(Dataset items)
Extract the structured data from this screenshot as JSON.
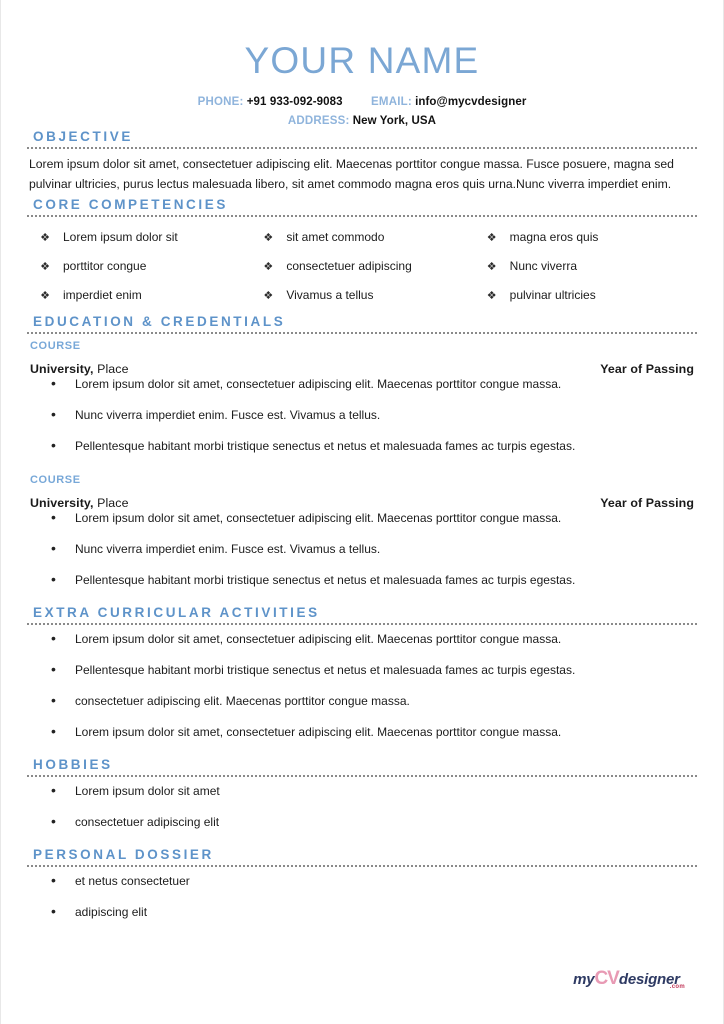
{
  "header": {
    "name": "YOUR NAME",
    "phone_label": "PHONE:",
    "phone_value": "+91 933-092-9083",
    "email_label": "EMAIL:",
    "email_value": "info@mycvdesigner",
    "address_label": "ADDRESS:",
    "address_value": "New York, USA"
  },
  "colors": {
    "heading_blue": "#5E93C9",
    "name_blue": "#7BA7D4",
    "label_blue": "#8FB4DC",
    "course_blue": "#78A8D8",
    "body_text": "#1c1c1c",
    "divider": "#8a8a8a"
  },
  "sections": {
    "objective": {
      "title": "OBJECTIVE",
      "body": "Lorem ipsum dolor sit amet, consectetuer adipiscing elit. Maecenas porttitor congue massa. Fusce posuere, magna sed pulvinar ultricies, purus lectus malesuada libero, sit amet commodo magna eros quis urna.Nunc viverra imperdiet enim."
    },
    "core_competencies": {
      "title": "CORE COMPETENCIES",
      "bullet_glyph": "❖",
      "items": [
        "Lorem ipsum dolor sit",
        "sit amet commodo",
        "magna eros quis",
        "porttitor congue",
        "consectetuer adipiscing",
        "Nunc viverra",
        "imperdiet enim",
        "Vivamus a tellus",
        "pulvinar ultricies"
      ]
    },
    "education": {
      "title": "EDUCATION & CREDENTIALS",
      "entries": [
        {
          "course_label": "COURSE",
          "university": "University,",
          "place": " Place",
          "year": "Year of Passing",
          "bullets": [
            "Lorem ipsum dolor sit amet, consectetuer adipiscing elit. Maecenas porttitor congue massa.",
            "Nunc viverra imperdiet enim. Fusce est. Vivamus a tellus.",
            "Pellentesque habitant morbi tristique senectus et netus et malesuada fames ac turpis egestas."
          ]
        },
        {
          "course_label": "COURSE",
          "university": "University,",
          "place": " Place",
          "year": "Year of Passing",
          "bullets": [
            "Lorem ipsum dolor sit amet, consectetuer adipiscing elit. Maecenas porttitor congue massa.",
            "Nunc viverra imperdiet enim. Fusce est. Vivamus a tellus.",
            "Pellentesque habitant morbi tristique senectus et netus et malesuada fames ac turpis egestas."
          ]
        }
      ]
    },
    "extra_curricular": {
      "title": "EXTRA CURRICULAR ACTIVITIES",
      "bullets": [
        "Lorem ipsum dolor sit amet, consectetuer adipiscing elit. Maecenas porttitor congue massa.",
        "Pellentesque habitant morbi tristique senectus et netus et malesuada fames ac turpis egestas.",
        "consectetuer adipiscing elit. Maecenas porttitor congue massa.",
        "Lorem ipsum dolor sit amet, consectetuer adipiscing elit. Maecenas porttitor congue massa."
      ]
    },
    "hobbies": {
      "title": "HOBBIES",
      "bullets": [
        "Lorem ipsum dolor sit amet",
        "consectetuer adipiscing elit"
      ]
    },
    "personal_dossier": {
      "title": "PERSONAL DOSSIER",
      "bullets": [
        "et netus consectetuer",
        "adipiscing elit"
      ]
    }
  },
  "footer": {
    "logo_my": "my",
    "logo_cv": "CV",
    "logo_designer": "designer",
    "logo_dotcom": ".com"
  }
}
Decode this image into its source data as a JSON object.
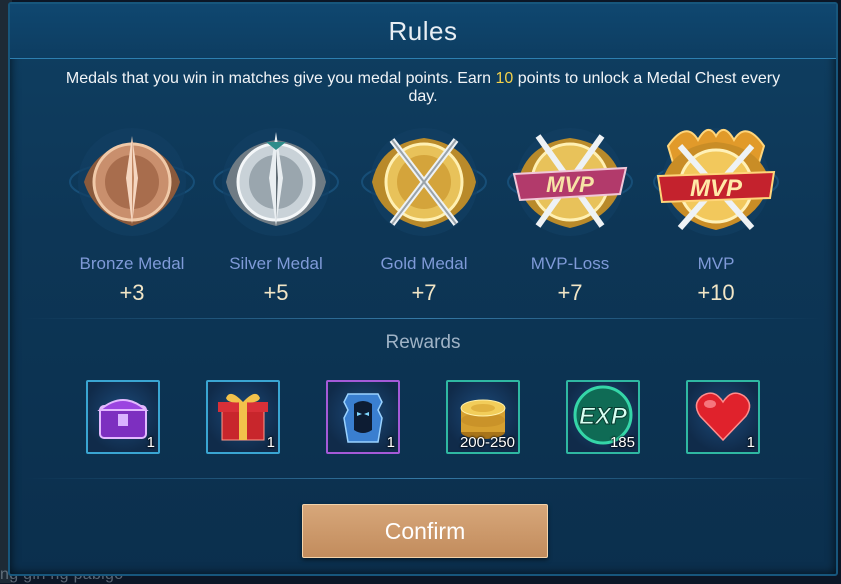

**WHAT YOU SHOULD DO**: Copy the records exactly. Skip the pictures.

**RESPONSE**:
Extract the structured data from this screenshot as JSON.
{
  "header": {
    "name": "YOUR NAME",
    "phone_label": "PHONE:",
    "phone_value": "+91 933-092-9083",
    "email_label": "EMAIL:",
    "email_value": "info@mycvdesigner",
    "address_label": "ADDRESS:",
    "address_value": "New York, USA"
  },
  "colors": {
    "heading_blue": "#5E93C9",
    "name_blue": "#7BA7D4",
    "label_blue": "#8FB4DC",
    "course_blue": "#78A8D8",
    "body_text": "#1c1c1c",
    "divider": "#8a8a8a"
  },
  "sections": {
    "objective": {
      "title": "OBJECTIVE",
      "body": "Lorem ipsum dolor sit amet, consectetuer adipiscing elit. Maecenas porttitor congue massa. Fusce posuere, magna sed pulvinar ultricies, purus lectus malesuada libero, sit amet commodo magna eros quis urna.Nunc viverra imperdiet enim."
    },
    "core_competencies": {
      "title": "CORE COMPETENCIES",
      "bullet_glyph": "❖",
      "items": [
        "Lorem ipsum dolor sit",
        "sit amet commodo",
        "magna eros quis",
        "porttitor congue",
        "consectetuer adipiscing",
        "Nunc viverra",
        "imperdiet enim",
        "Vivamus a tellus",
        "pulvinar ultricies"
      ]
    },
    "education": {
      "title": "EDUCATION & CREDENTIALS",
      "entries": [
        {
          "course_label": "COURSE",
          "university": "University,",
          "place": " Place",
          "year": "Year of Passing",
          "bullets": [
            "Lorem ipsum dolor sit amet, consectetuer adipiscing elit. Maecenas porttitor congue massa.",
            "Nunc viverra imperdiet enim. Fusce est. Vivamus a tellus.",
            "Pellentesque habitant morbi tristique senectus et netus et malesuada fames ac turpis egestas."
          ]
        },
        {
          "course_label": "COURSE",
          "university": "University,",
          "place": " Place",
          "year": "Year of Passing",
          "bullets": [
            "Lorem ipsum dolor sit amet, consectetuer adipiscing elit. Maecenas porttitor congue massa.",
            "Nunc viverra imperdiet enim. Fusce est. Vivamus a tellus.",
            "Pellentesque habitant morbi tristique senectus et netus et malesuada fames ac turpis egestas."
          ]
        }
      ]
    },
    "extra_curricular": {
      "title": "EXTRA CURRICULAR ACTIVITIES",
      "bullets": [
        "Lorem ipsum dolor sit amet, consectetuer adipiscing elit. Maecenas porttitor congue massa.",
        "Pellentesque habitant morbi tristique senectus et netus et malesuada fames ac turpis egestas.",
        "consectetuer adipiscing elit. Maecenas porttitor congue massa.",
        "Lorem ipsum dolor sit amet, consectetuer adipiscing elit. Maecenas porttitor congue massa."
      ]
    },
    "hobbies": {
      "title": "HOBBIES",
      "bullets": [
        "Lorem ipsum dolor sit amet",
        "consectetuer adipiscing elit"
      ]
    },
    "personal_dossier": {
      "title": "PERSONAL DOSSIER",
      "bullets": [
        "et netus consectetuer",
        "adipiscing elit"
      ]
    }
  },
  "footer": {
    "logo_my": "my",
    "logo_cv": "CV",
    "logo_designer": "designer",
    "logo_dotcom": ".com"
  }
}
Decode this image into its source data as a JSON object.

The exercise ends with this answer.